INSTRUCTION: Without changing a character, return the entries, but not the images they hold.

DATA TO PROCESS:
-=-=-=-=-

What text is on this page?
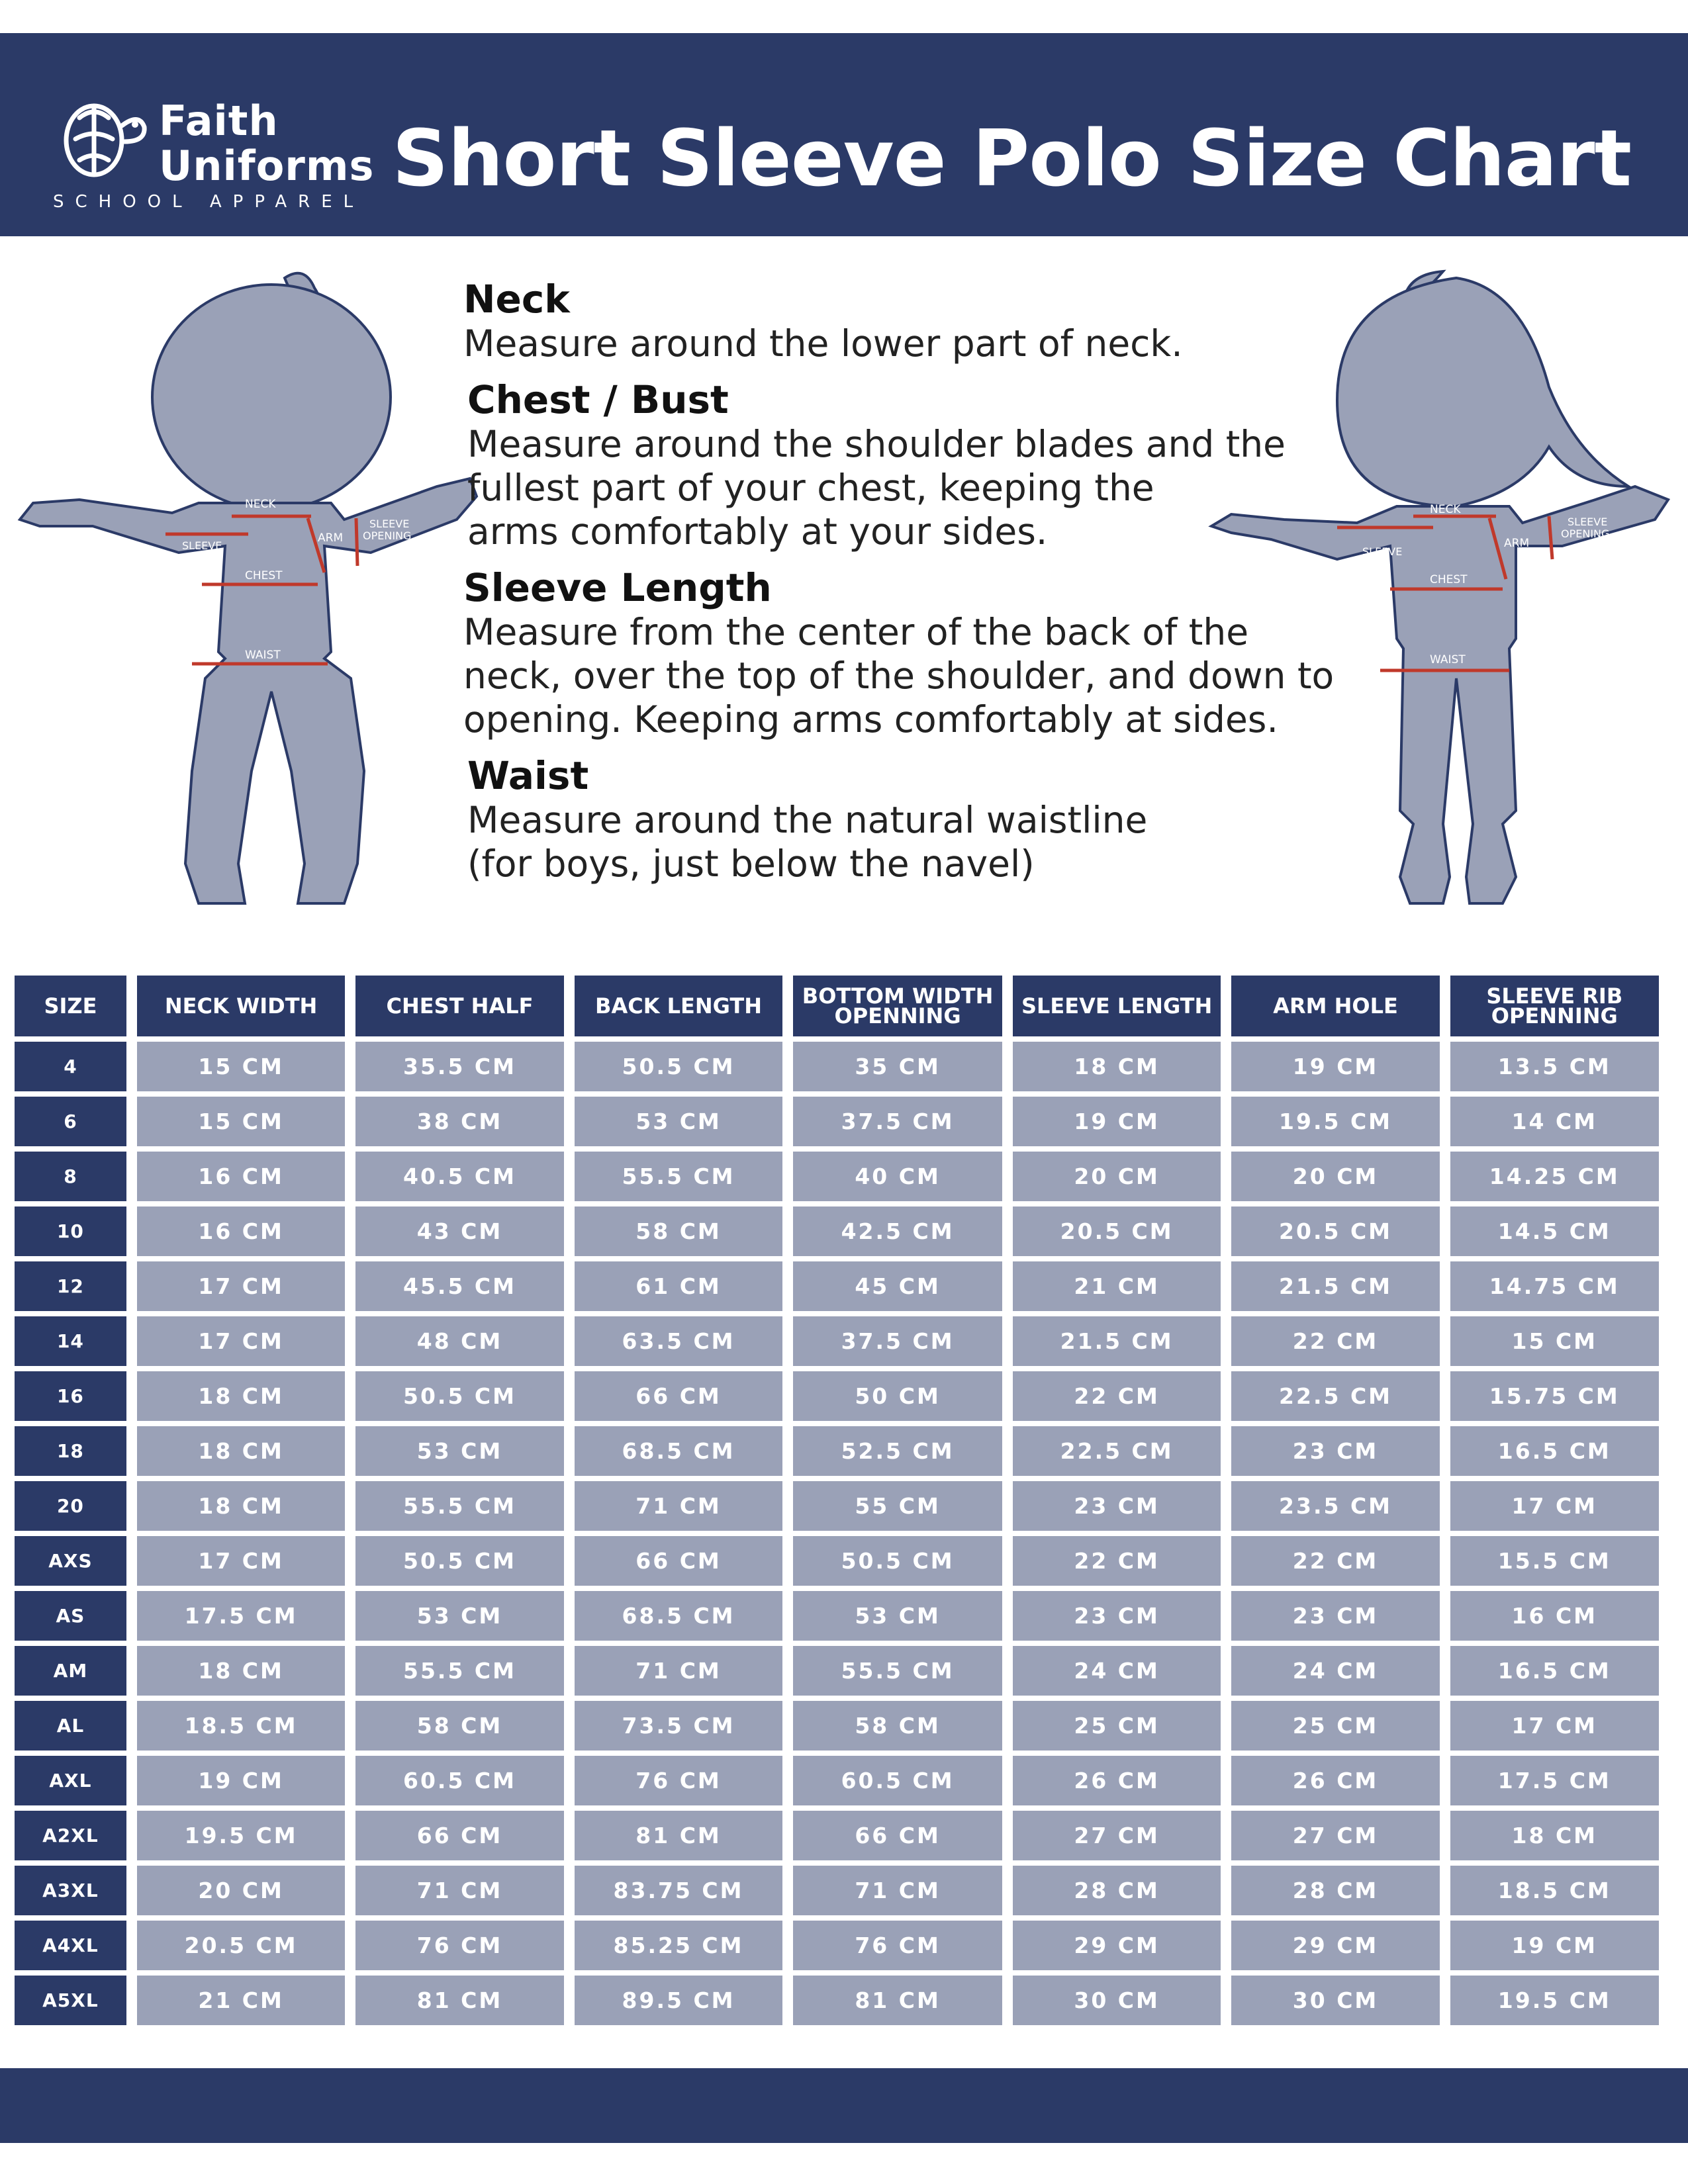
Faith
Uniforms
SCHOOL APPAREL Short Sleeve Polo Size Chart
NECK
ARM
SLEEVE
OPENING
SLEEVE
CHEST
WAIST
NECK
ARM
SLEEVE
OPENING
SLEEVE
CHEST
WAIST
Neck
Measure around the lower part of neck.
Chest / Bust
Measure around the shoulder blades and the
fullest part of your chest, keeping the
arms comfortably at your sides.
Sleeve Length
Measure from the center of the back of the
neck, over the top of the shoulder, and down to
opening. Keeping arms comfortably at sides.
Waist
Measure around the natural waistline
(for boys, just below the navel)
SIZE	NECK WIDTH	CHEST HALF	BACK LENGTH	BOTTOM WIDTH OPENNING	SLEEVE LENGTH	ARM HOLE	SLEEVE RIB OPENNING
4	15 CM	35.5 CM	50.5 CM	35 CM	18 CM	19 CM	13.5 CM
6	15 CM	38 CM	53 CM	37.5 CM	19 CM	19.5 CM	14 CM
8	16 CM	40.5 CM	55.5 CM	40 CM	20 CM	20 CM	14.25 CM
10	16 CM	43 CM	58 CM	42.5 CM	20.5 CM	20.5 CM	14.5 CM
12	17 CM	45.5 CM	61 CM	45 CM	21 CM	21.5 CM	14.75 CM
14	17 CM	48 CM	63.5 CM	37.5 CM	21.5 CM	22 CM	15 CM
16	18 CM	50.5 CM	66 CM	50 CM	22 CM	22.5 CM	15.75 CM
18	18 CM	53 CM	68.5 CM	52.5 CM	22.5 CM	23 CM	16.5 CM
20	18 CM	55.5 CM	71 CM	55 CM	23 CM	23.5 CM	17 CM
AXS	17 CM	50.5 CM	66 CM	50.5 CM	22 CM	22 CM	15.5 CM
AS	17.5 CM	53 CM	68.5 CM	53 CM	23 CM	23 CM	16 CM
AM	18 CM	55.5 CM	71 CM	55.5 CM	24 CM	24 CM	16.5 CM
AL	18.5 CM	58 CM	73.5 CM	58 CM	25 CM	25 CM	17 CM
AXL	19 CM	60.5 CM	76 CM	60.5 CM	26 CM	26 CM	17.5 CM
A2XL	19.5 CM	66 CM	81 CM	66 CM	27 CM	27 CM	18 CM
A3XL	20 CM	71 CM	83.75 CM	71 CM	28 CM	28 CM	18.5 CM
A4XL	20.5 CM	76 CM	85.25 CM	76 CM	29 CM	29 CM	19 CM
A5XL	21 CM	81 CM	89.5 CM	81 CM	30 CM	30 CM	19.5 CM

-=-=-=-=-

ANSWER TO THIS TASK:
What text is on this page?
Faith
Uniforms
SCHOOL APPAREL Short Sleeve Polo Size Chart
NECK
ARM
SLEEVE
OPENING
SLEEVE
CHEST
WAIST
NECK
ARM
SLEEVE
OPENING
SLEEVE
CHEST
WAIST
Neck
Measure around the lower part of neck.
Chest / Bust
Measure around the shoulder blades and the
fullest part of your chest, keeping the
arms comfortably at your sides.
Sleeve Length
Measure from the center of the back of the
neck, over the top of the shoulder, and down to
opening. Keeping arms comfortably at sides.
Waist
Measure around the natural waistline
(for boys, just below the navel)
SIZE	NECK WIDTH	CHEST HALF	BACK LENGTH	BOTTOM WIDTH OPENNING	SLEEVE LENGTH	ARM HOLE	SLEEVE RIB OPENNING
4	15 CM	35.5 CM	50.5 CM	35 CM	18 CM	19 CM	13.5 CM
6	15 CM	38 CM	53 CM	37.5 CM	19 CM	19.5 CM	14 CM
8	16 CM	40.5 CM	55.5 CM	40 CM	20 CM	20 CM	14.25 CM
10	16 CM	43 CM	58 CM	42.5 CM	20.5 CM	20.5 CM	14.5 CM
12	17 CM	45.5 CM	61 CM	45 CM	21 CM	21.5 CM	14.75 CM
14	17 CM	48 CM	63.5 CM	37.5 CM	21.5 CM	22 CM	15 CM
16	18 CM	50.5 CM	66 CM	50 CM	22 CM	22.5 CM	15.75 CM
18	18 CM	53 CM	68.5 CM	52.5 CM	22.5 CM	23 CM	16.5 CM
20	18 CM	55.5 CM	71 CM	55 CM	23 CM	23.5 CM	17 CM
AXS	17 CM	50.5 CM	66 CM	50.5 CM	22 CM	22 CM	15.5 CM
AS	17.5 CM	53 CM	68.5 CM	53 CM	23 CM	23 CM	16 CM
AM	18 CM	55.5 CM	71 CM	55.5 CM	24 CM	24 CM	16.5 CM
AL	18.5 CM	58 CM	73.5 CM	58 CM	25 CM	25 CM	17 CM
AXL	19 CM	60.5 CM	76 CM	60.5 CM	26 CM	26 CM	17.5 CM
A2XL	19.5 CM	66 CM	81 CM	66 CM	27 CM	27 CM	18 CM
A3XL	20 CM	71 CM	83.75 CM	71 CM	28 CM	28 CM	18.5 CM
A4XL	20.5 CM	76 CM	85.25 CM	76 CM	29 CM	29 CM	19 CM
A5XL	21 CM	81 CM	89.5 CM	81 CM	30 CM	30 CM	19.5 CM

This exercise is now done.